Stated exercise:
From the entries below, extract every line that includes the word "JSON".

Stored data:
+-------+
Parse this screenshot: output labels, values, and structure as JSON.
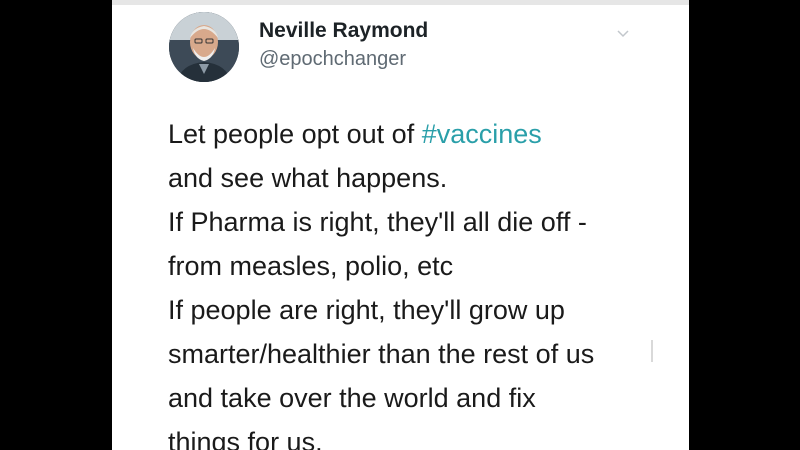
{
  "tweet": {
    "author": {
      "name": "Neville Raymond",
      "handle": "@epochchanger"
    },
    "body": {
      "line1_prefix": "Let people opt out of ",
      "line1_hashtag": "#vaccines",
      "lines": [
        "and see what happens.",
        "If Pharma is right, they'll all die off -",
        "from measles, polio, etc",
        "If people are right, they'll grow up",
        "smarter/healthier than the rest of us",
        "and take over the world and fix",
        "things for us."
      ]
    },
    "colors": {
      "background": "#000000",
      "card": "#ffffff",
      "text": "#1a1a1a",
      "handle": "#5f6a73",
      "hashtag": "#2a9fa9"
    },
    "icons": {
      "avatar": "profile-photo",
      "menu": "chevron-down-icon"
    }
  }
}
+-------+
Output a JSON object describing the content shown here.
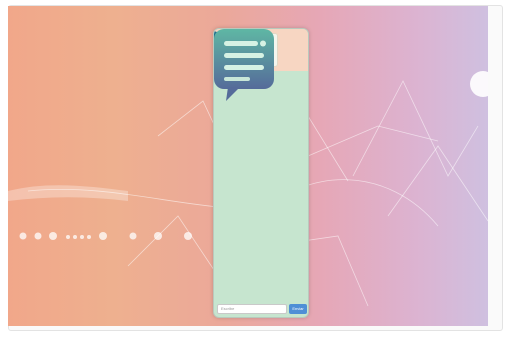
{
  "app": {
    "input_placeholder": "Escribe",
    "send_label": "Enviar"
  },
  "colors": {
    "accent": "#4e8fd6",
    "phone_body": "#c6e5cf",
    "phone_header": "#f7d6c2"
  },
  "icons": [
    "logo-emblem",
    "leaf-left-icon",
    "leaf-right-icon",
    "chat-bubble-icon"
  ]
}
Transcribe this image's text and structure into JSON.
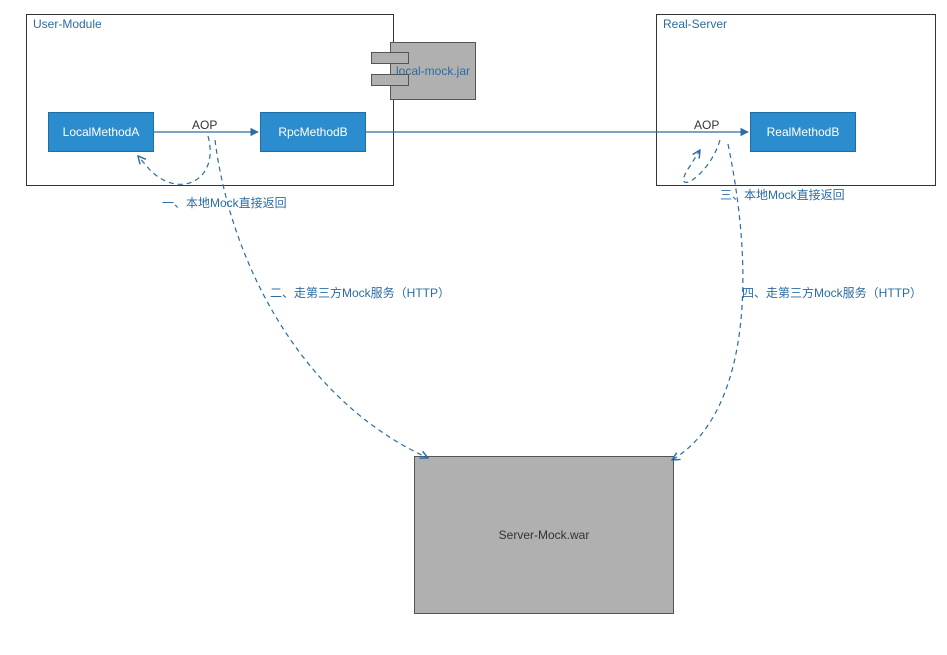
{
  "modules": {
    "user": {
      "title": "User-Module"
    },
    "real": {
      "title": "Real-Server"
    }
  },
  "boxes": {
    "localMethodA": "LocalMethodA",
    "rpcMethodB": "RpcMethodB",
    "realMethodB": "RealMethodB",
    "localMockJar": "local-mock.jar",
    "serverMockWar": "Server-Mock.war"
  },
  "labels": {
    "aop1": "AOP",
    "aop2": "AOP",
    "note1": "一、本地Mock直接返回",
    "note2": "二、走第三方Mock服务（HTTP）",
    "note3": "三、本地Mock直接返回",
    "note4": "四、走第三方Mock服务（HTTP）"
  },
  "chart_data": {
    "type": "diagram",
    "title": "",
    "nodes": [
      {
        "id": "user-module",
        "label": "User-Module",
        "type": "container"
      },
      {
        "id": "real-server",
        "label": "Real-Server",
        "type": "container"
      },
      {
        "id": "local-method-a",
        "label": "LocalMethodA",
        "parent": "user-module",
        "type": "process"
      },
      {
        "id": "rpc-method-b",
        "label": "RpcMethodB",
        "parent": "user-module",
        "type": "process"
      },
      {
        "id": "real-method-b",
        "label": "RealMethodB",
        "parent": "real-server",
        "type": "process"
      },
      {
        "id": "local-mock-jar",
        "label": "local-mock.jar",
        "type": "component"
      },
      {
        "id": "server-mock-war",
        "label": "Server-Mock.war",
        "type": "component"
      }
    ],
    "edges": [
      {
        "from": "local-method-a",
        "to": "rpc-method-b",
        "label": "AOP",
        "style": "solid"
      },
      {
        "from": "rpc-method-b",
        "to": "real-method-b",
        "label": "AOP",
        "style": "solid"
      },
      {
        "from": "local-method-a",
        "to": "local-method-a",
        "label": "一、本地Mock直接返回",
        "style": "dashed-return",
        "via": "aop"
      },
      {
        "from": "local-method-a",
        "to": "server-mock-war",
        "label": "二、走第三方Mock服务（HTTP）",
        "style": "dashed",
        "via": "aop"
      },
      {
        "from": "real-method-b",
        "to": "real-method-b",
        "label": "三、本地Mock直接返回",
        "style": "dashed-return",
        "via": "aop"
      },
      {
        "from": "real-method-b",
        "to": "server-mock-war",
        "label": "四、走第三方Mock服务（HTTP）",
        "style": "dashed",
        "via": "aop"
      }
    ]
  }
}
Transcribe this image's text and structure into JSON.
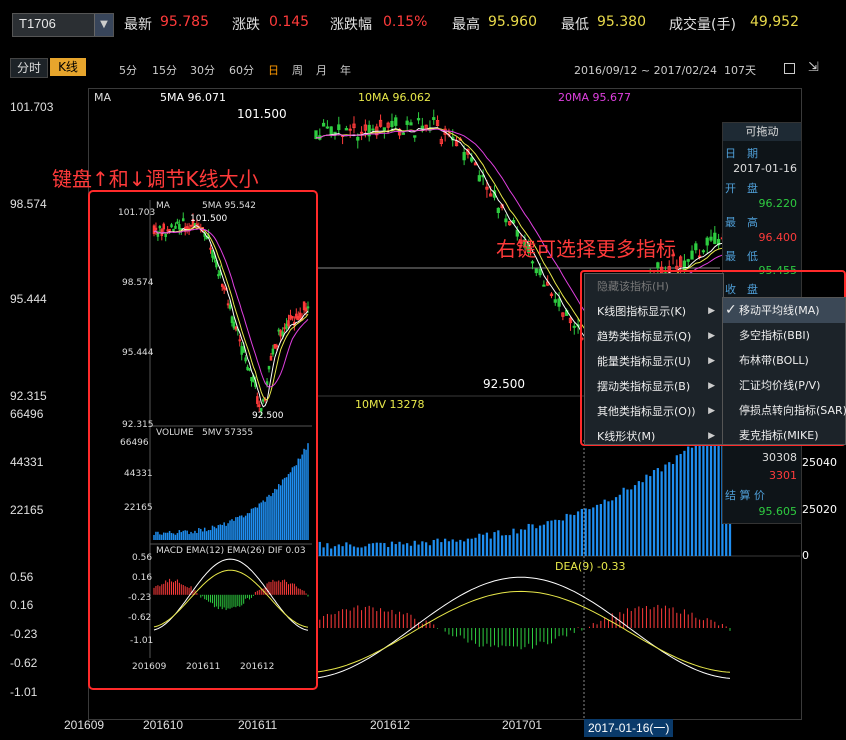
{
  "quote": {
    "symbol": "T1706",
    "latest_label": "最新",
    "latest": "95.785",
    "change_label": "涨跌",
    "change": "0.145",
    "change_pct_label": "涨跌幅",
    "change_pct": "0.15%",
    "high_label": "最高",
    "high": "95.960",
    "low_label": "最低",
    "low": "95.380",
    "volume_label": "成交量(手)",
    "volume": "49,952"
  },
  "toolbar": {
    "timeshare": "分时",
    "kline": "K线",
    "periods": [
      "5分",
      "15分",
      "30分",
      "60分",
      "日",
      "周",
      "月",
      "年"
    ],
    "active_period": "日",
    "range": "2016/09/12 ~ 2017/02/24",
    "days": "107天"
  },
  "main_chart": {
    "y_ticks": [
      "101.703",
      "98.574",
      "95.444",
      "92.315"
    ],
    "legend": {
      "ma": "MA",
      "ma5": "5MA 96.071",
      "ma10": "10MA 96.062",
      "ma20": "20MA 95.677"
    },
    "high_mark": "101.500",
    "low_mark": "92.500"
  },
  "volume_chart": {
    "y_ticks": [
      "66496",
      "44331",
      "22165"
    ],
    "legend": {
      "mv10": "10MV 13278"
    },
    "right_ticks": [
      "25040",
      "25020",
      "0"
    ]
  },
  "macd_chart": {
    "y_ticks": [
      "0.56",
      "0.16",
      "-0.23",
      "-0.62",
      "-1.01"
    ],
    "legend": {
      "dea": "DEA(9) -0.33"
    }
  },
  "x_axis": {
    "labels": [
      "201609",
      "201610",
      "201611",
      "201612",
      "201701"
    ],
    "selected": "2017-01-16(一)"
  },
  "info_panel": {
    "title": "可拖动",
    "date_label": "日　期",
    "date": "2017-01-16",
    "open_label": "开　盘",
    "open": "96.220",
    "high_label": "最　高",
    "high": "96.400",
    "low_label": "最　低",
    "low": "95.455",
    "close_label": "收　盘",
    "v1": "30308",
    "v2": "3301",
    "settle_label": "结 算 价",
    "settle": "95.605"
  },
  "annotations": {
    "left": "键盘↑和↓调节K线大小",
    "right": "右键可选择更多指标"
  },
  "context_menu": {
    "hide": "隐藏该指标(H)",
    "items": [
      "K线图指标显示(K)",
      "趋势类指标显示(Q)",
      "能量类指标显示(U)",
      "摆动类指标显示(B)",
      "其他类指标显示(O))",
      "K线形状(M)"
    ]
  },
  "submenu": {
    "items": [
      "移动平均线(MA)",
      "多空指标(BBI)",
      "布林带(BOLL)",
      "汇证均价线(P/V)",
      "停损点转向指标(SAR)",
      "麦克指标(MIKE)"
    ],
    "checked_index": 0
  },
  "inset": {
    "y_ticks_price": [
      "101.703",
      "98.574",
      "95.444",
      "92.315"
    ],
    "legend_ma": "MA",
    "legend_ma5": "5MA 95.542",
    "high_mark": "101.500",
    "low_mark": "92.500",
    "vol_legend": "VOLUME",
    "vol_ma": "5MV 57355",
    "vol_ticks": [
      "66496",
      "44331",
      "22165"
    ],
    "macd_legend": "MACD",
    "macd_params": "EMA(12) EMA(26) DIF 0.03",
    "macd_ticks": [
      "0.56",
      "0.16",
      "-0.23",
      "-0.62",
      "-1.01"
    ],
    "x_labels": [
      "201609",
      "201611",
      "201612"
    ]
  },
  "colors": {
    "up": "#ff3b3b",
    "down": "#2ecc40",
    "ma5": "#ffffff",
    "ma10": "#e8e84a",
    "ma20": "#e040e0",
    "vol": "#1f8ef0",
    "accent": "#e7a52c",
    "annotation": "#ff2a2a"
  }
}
+-------+
Result of the task:
Parse this screenshot: output labels, values, and structure as JSON.
Output a JSON object describing the content shown here.
Transcribe this image's text and structure into JSON.
Transcribe this image's text and structure into JSON.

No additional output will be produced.